Saved entries:
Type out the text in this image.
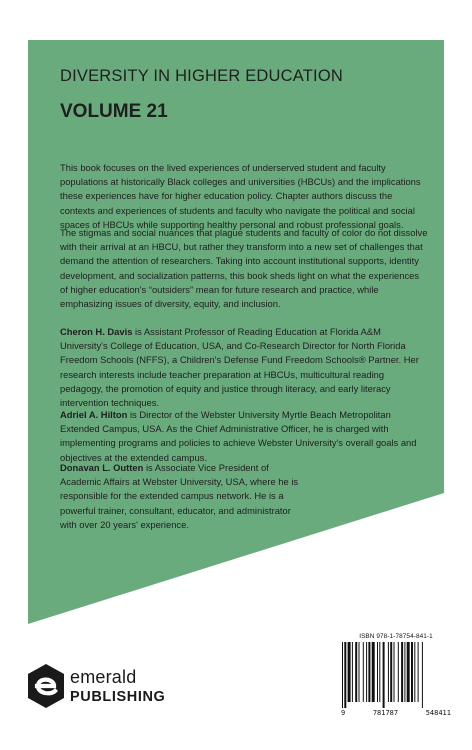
DIVERSITY IN HIGHER EDUCATION
VOLUME 21
This book focuses on the lived experiences of underserved student and faculty populations at historically Black colleges and universities (HBCUs) and the implications these experiences have for higher education policy. Chapter authors discuss the contexts and experiences of students and faculty who navigate the political and social spaces of HBCUs while supporting healthy personal and robust professional goals.
The stigmas and social nuances that plague students and faculty of color do not dissolve with their arrival at an HBCU, but rather they transform into a new set of challenges that demand the attention of researchers. Taking into account institutional supports, identity development, and socialization patterns, this book sheds light on what the experiences of higher education's “outsiders” mean for future research and practice, while emphasizing issues of diversity, equity, and inclusion.
Cheron H. Davis is Assistant Professor of Reading Education at Florida A&M University's College of Education, USA, and Co-Research Director for North Florida Freedom Schools (NFFS), a Children's Defense Fund Freedom Schools® Partner. Her research interests include teacher preparation at HBCUs, multicultural reading pedagogy, the promotion of equity and justice through literacy, and early literacy intervention techniques.
Adriel A. Hilton is Director of the Webster University Myrtle Beach Metropolitan Extended Campus, USA. As the Chief Administrative Officer, he is charged with implementing programs and policies to achieve Webster University's overall goals and objectives at the extended campus.
Donavan L. Outten is Associate Vice President of Academic Affairs at Webster University, USA, where he is responsible for the extended campus network. He is a powerful trainer, consultant, educator, and administrator with over 20 years' experience.
emerald
PUBLISHING
ISBN 978-1-78754-841-1
9	781787	548411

What you have to do:
Single out each line of the records above with the string "students" in it, and copy it.

Full response:
This book focuses on the lived experiences of underserved student and faculty populations at historically Black colleges and universities (HBCUs) and the implications these experiences have for higher education policy. Chapter authors discuss the contexts and experiences of students and faculty who navigate the political and social spaces of HBCUs while supporting healthy personal and robust professional goals.
The stigmas and social nuances that plague students and faculty of color do not dissolve with their arrival at an HBCU, but rather they transform into a new set of challenges that demand the attention of researchers. Taking into account institutional supports, identity development, and socialization patterns, this book sheds light on what the experiences of higher education's “outsiders” mean for future research and practice, while emphasizing issues of diversity, equity, and inclusion.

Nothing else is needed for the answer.